RECORDS PROVIDED:
○ ○ ○

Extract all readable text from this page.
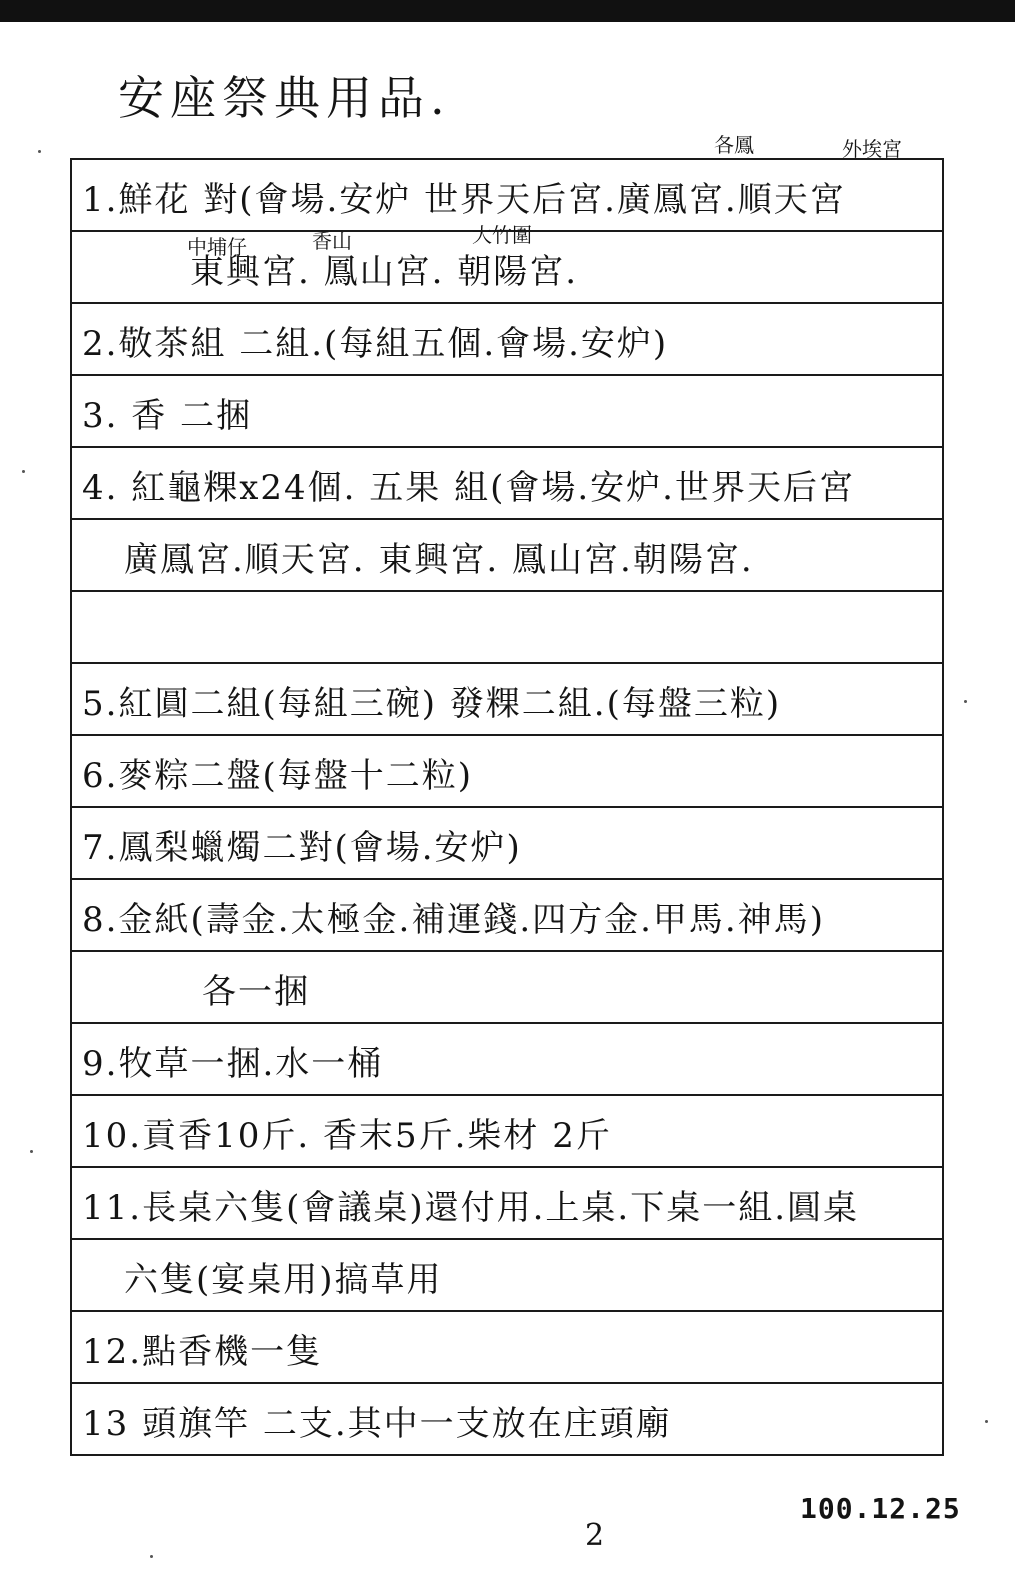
安座祭典用品.
各鳳	外埃宮
1.鮮花 對(會場.安炉 世界天后宮.廣鳳宮.順天宮
中埔仔	香山	大竹圍
東興宮. 鳳山宮. 朝陽宮.
2.敬茶組 二組.(每組五個.會場.安炉)
3. 香 二捆
4. 紅龜粿x24個. 五果 組(會場.安炉.世界天后宮
廣鳳宮.順天宮. 東興宮. 鳳山宮.朝陽宮.
5.紅圓二組(每組三碗) 發粿二組.(每盤三粒)
6.麥粽二盤(每盤十二粒)
7.鳳梨蠟燭二對(會場.安炉)
8.金紙(壽金.太極金.補運錢.四方金.甲馬.神馬)
各一捆
9.牧草一捆.水一桶
10.貢香10斤. 香末5斤.柴材 2斤
11.長桌六隻(會議桌)還付用.上桌.下桌一組.圓桌
六隻(宴桌用)搞草用
12.點香機一隻
13 頭旗竿 二支.其中一支放在庄頭廟
100.12.25
2
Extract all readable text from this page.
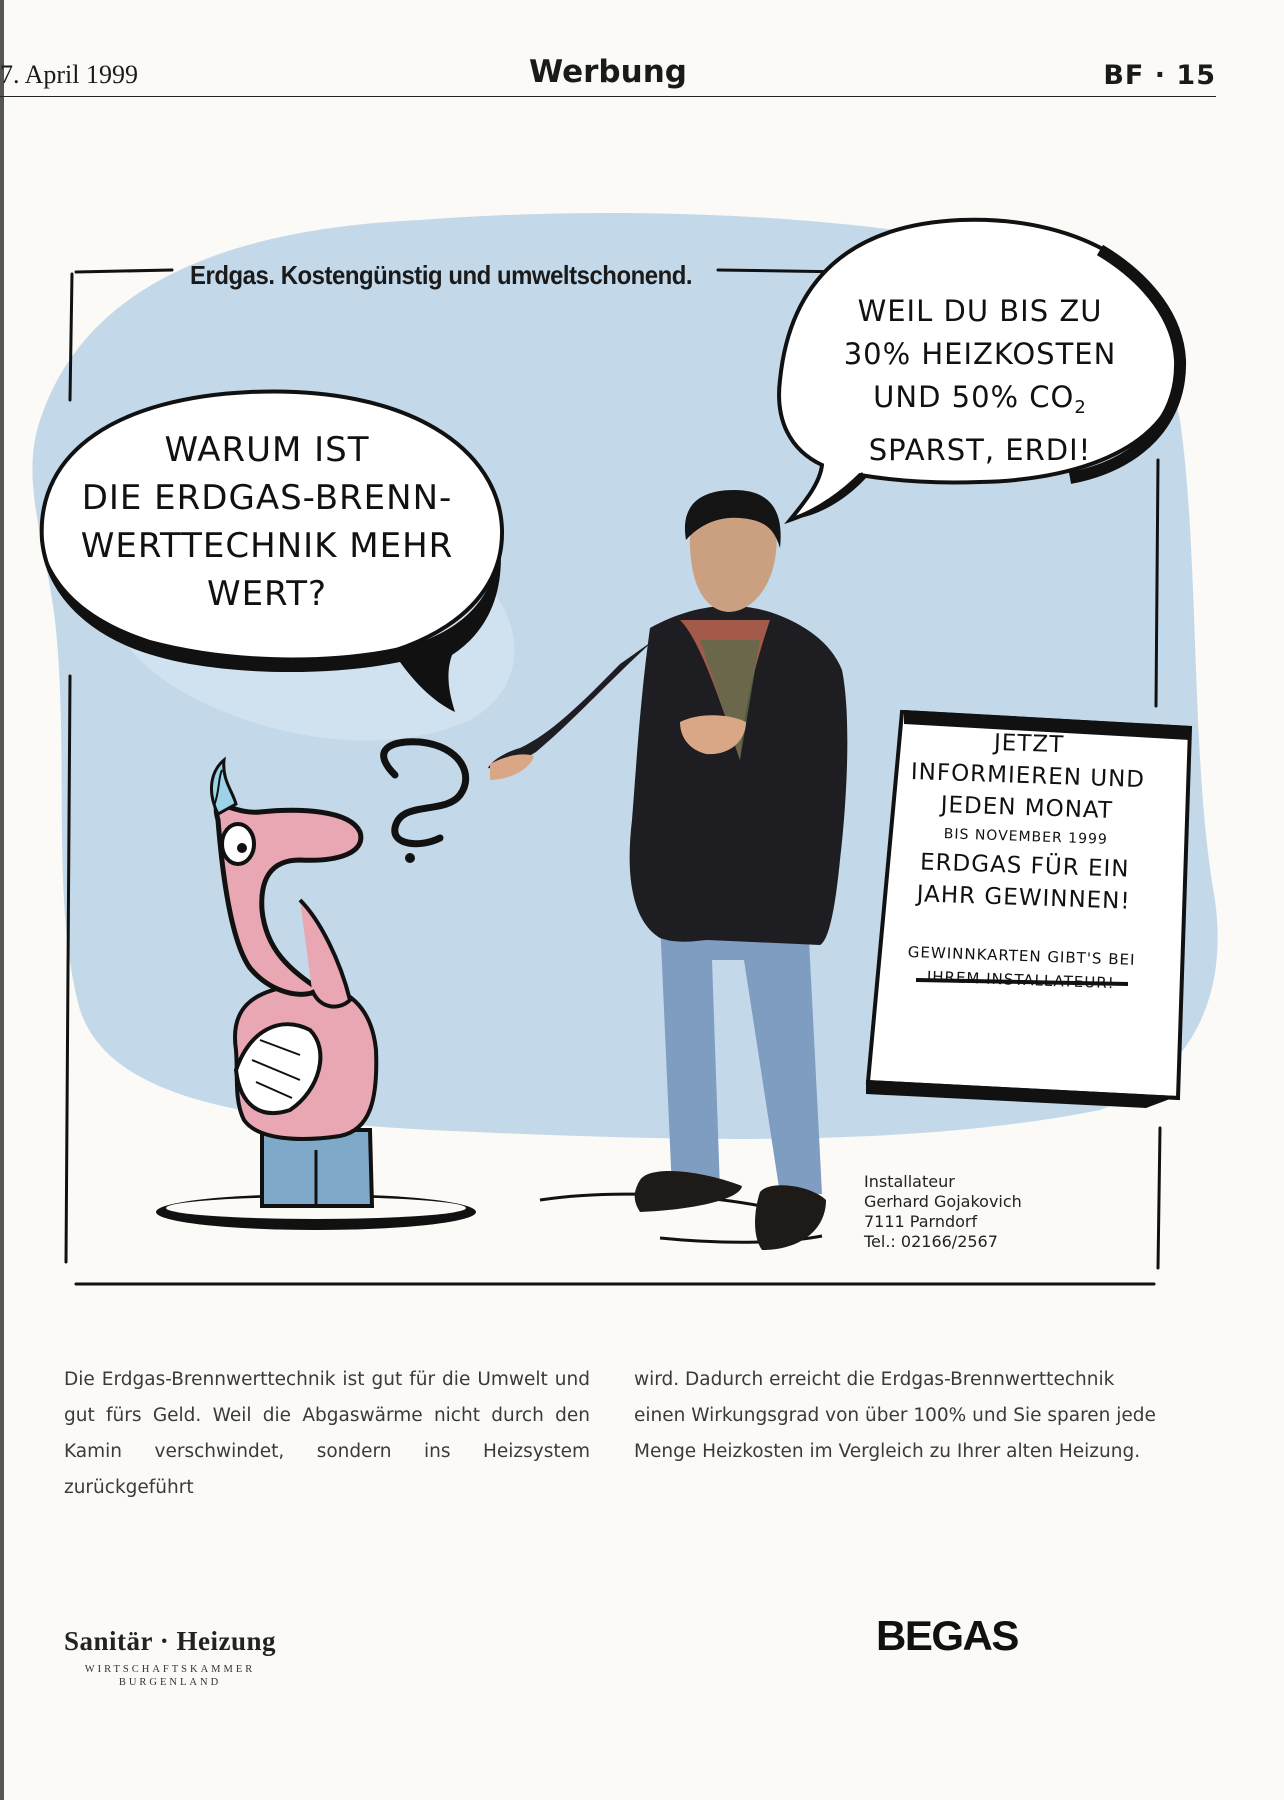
7. April 1999	Werbung	BF · 15
Erdgas. Kostengünstig und umweltschonend.
WARUM IST
DIE ERDGAS-BRENN-
WERTTECHNIK MEHR
WERT?
WEIL DU BIS ZU
30% HEIZKOSTEN
UND 50% $CO_2$
SPARST, ERDI!
JETZT
INFORMIEREN UND
JEDEN MONAT
BIS NOVEMBER 1999
ERDGAS FÜR EIN
JAHR GEWINNEN!
GEWINNKARTEN GIBT'S BEI
IHREM INSTALLATEUR!
Installateur
Gerhard Gojakovich
7111 Parndorf
Tel.: 02166/2567
Die Erdgas-Brennwerttechnik ist gut für die Umwelt und gut fürs Geld. Weil die Abgaswärme nicht durch den Kamin verschwindet, sondern ins Heizsystem zurückgeführt
wird. Dadurch erreicht die Erdgas-Brennwerttechnik einen Wirkungsgrad von über 100% und Sie sparen jede Menge Heizkosten im Vergleich zu Ihrer alten Heizung.
Sanitär · Heizung
WIRTSCHAFTSKAMMER
BURGENLAND
BEGAS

○ ○ ○

WHAT THE EXERCISE ASKS: Print the records word for word and exclude any picture they hold.

RESPONSE TO THE EXERCISE:
Extract all readable text from this page.
安座祭典用品.
各鳳	外埃宮
1.鮮花 對(會場.安炉 世界天后宮.廣鳳宮.順天宮
中埔仔	香山	大竹圍
東興宮. 鳳山宮. 朝陽宮.
2.敬茶組 二組.(每組五個.會場.安炉)
3. 香 二捆
4. 紅龜粿x24個. 五果 組(會場.安炉.世界天后宮
廣鳳宮.順天宮. 東興宮. 鳳山宮.朝陽宮.
5.紅圓二組(每組三碗) 發粿二組.(每盤三粒)
6.麥粽二盤(每盤十二粒)
7.鳳梨蠟燭二對(會場.安炉)
8.金紙(壽金.太極金.補運錢.四方金.甲馬.神馬)
各一捆
9.牧草一捆.水一桶
10.貢香10斤. 香末5斤.柴材 2斤
11.長桌六隻(會議桌)還付用.上桌.下桌一組.圓桌
六隻(宴桌用)搞草用
12.點香機一隻
13 頭旗竿 二支.其中一支放在庄頭廟
100.12.25
2
Extract all readable text from this page.
7. April 1999	Werbung	BF · 15
Erdgas. Kostengünstig und umweltschonend.
WARUM IST
DIE ERDGAS-BRENN-
WERTTECHNIK MEHR
WERT?
WEIL DU BIS ZU
30% HEIZKOSTEN
UND 50% $CO_2$
SPARST, ERDI!
JETZT
INFORMIEREN UND
JEDEN MONAT
BIS NOVEMBER 1999
ERDGAS FÜR EIN
JAHR GEWINNEN!
GEWINNKARTEN GIBT'S BEI
IHREM INSTALLATEUR!
Installateur
Gerhard Gojakovich
7111 Parndorf
Tel.: 02166/2567
Die Erdgas-Brennwerttechnik ist gut für die Umwelt und gut fürs Geld. Weil die Abgaswärme nicht durch den Kamin verschwindet, sondern ins Heizsystem zurückgeführt
wird. Dadurch erreicht die Erdgas-Brennwerttechnik einen Wirkungsgrad von über 100% und Sie sparen jede Menge Heizkosten im Vergleich zu Ihrer alten Heizung.
Sanitär · Heizung
WIRTSCHAFTSKAMMER
BURGENLAND
BEGAS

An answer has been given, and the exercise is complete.